◆ Stored entries
⟨

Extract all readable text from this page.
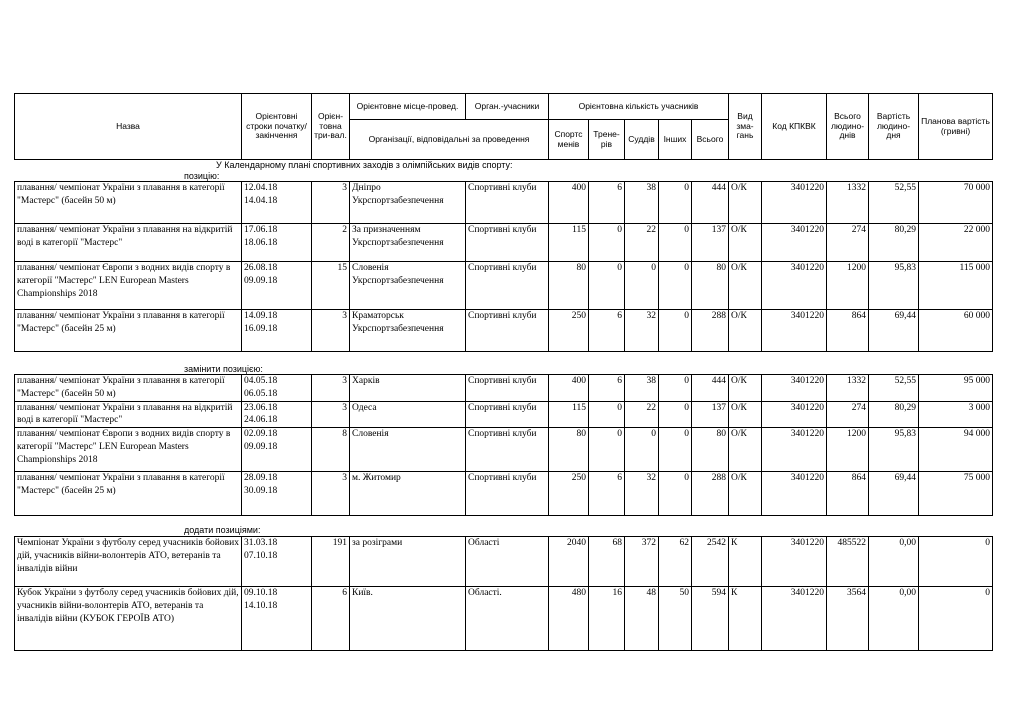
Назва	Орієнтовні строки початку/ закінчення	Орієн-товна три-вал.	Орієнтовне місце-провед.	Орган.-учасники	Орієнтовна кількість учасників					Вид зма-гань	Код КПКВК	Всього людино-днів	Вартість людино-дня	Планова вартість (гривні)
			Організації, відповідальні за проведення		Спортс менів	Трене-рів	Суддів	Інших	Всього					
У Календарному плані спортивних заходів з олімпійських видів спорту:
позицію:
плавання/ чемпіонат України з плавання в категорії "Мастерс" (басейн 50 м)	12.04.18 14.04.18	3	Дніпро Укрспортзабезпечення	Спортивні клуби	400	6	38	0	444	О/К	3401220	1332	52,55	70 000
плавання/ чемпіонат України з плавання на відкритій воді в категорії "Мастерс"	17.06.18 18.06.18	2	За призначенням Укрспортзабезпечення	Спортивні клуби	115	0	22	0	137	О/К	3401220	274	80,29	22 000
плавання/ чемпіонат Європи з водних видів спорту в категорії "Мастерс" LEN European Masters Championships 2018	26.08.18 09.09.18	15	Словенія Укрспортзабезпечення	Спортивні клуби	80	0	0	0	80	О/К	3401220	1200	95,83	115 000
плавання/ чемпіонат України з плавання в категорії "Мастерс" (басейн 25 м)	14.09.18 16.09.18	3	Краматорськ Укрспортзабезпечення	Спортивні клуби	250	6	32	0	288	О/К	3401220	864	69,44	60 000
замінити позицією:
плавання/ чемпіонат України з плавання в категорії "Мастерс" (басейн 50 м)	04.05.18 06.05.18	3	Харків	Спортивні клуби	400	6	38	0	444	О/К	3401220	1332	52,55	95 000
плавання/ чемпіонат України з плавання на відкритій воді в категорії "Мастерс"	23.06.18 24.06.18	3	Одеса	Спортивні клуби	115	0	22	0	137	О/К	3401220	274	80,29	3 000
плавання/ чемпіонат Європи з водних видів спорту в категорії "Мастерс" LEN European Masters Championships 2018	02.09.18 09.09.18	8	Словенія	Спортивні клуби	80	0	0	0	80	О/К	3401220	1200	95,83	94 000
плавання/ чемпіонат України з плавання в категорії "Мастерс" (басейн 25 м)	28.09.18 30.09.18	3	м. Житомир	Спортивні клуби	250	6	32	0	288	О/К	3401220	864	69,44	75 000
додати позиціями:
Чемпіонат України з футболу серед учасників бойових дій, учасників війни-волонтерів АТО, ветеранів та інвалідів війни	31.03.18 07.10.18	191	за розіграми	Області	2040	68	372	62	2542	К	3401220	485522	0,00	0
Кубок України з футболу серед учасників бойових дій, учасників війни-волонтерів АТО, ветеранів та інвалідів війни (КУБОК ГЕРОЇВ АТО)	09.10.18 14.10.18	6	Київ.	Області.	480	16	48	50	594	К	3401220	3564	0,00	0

⟩
⟨

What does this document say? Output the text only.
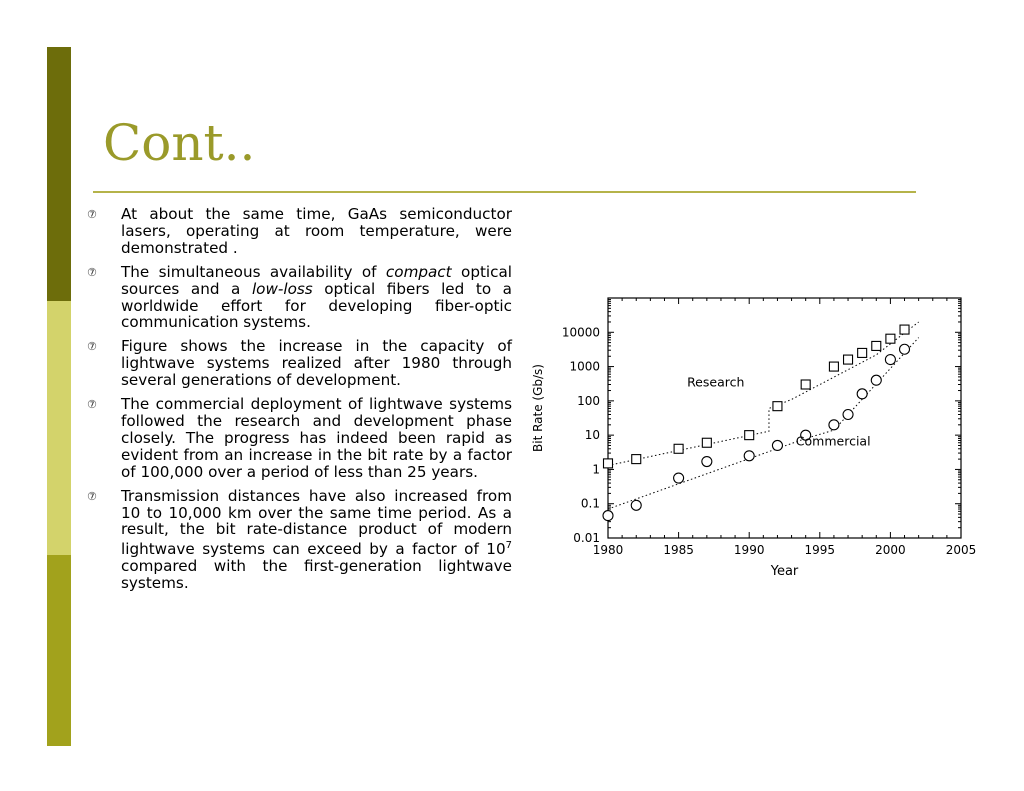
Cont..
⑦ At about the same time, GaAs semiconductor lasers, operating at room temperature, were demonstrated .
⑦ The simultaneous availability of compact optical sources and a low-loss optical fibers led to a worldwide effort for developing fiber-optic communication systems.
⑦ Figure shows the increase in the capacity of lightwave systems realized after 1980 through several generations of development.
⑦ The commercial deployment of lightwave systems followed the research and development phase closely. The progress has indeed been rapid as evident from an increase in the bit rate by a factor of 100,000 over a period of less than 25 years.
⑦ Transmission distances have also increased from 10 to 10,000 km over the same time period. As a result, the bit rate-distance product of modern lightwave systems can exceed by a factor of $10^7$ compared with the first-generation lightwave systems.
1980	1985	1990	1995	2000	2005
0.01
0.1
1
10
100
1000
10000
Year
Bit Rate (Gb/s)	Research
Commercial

⟩
⟨

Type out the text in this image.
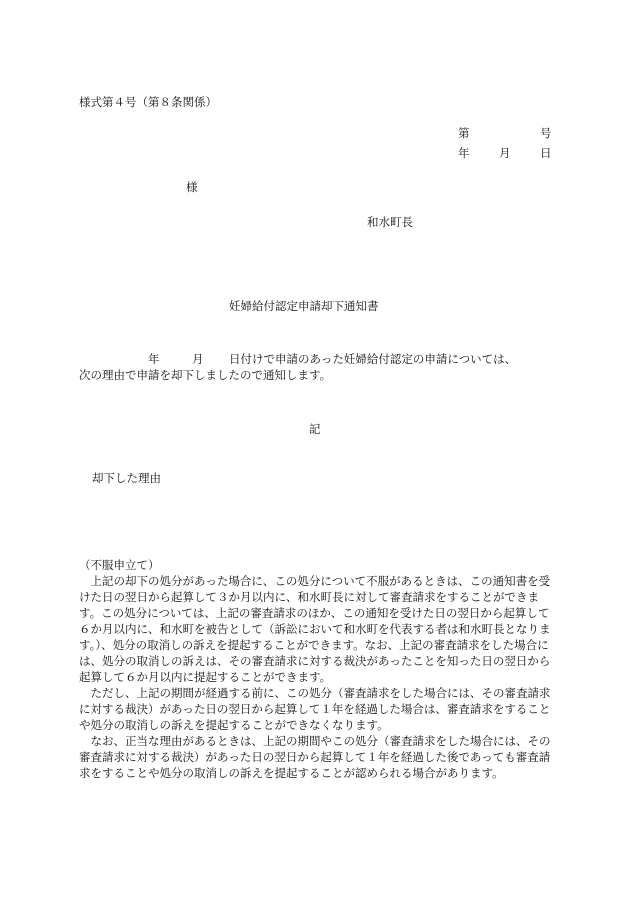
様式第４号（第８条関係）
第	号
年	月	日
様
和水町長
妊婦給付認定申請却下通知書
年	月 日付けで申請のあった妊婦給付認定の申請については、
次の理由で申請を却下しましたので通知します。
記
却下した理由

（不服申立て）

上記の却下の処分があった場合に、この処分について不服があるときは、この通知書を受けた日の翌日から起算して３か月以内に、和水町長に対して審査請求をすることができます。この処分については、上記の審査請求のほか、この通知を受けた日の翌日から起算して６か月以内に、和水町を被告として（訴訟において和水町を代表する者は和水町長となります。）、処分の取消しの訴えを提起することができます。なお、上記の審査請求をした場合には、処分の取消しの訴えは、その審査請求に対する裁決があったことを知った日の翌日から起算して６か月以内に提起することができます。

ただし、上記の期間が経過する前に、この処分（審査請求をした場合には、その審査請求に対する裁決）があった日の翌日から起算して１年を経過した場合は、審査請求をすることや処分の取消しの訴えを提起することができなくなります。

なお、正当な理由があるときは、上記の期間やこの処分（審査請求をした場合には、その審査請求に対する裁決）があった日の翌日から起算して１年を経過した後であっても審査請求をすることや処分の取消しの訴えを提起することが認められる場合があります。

⟩

◆ What to produce
Return each line among the entries that holds the word "over".

◆ Output below
⑦ The commercial deployment of lightwave systems followed the research and development phase closely. The progress has indeed been rapid as evident from an increase in the bit rate by a factor of 100,000 over a period of less than 25 years.
⑦ Transmission distances have also increased from 10 to 10,000 km over the same time period. As a result, the bit rate-distance product of modern lightwave systems can exceed by a factor of $10^7$ compared with the first-generation lightwave systems.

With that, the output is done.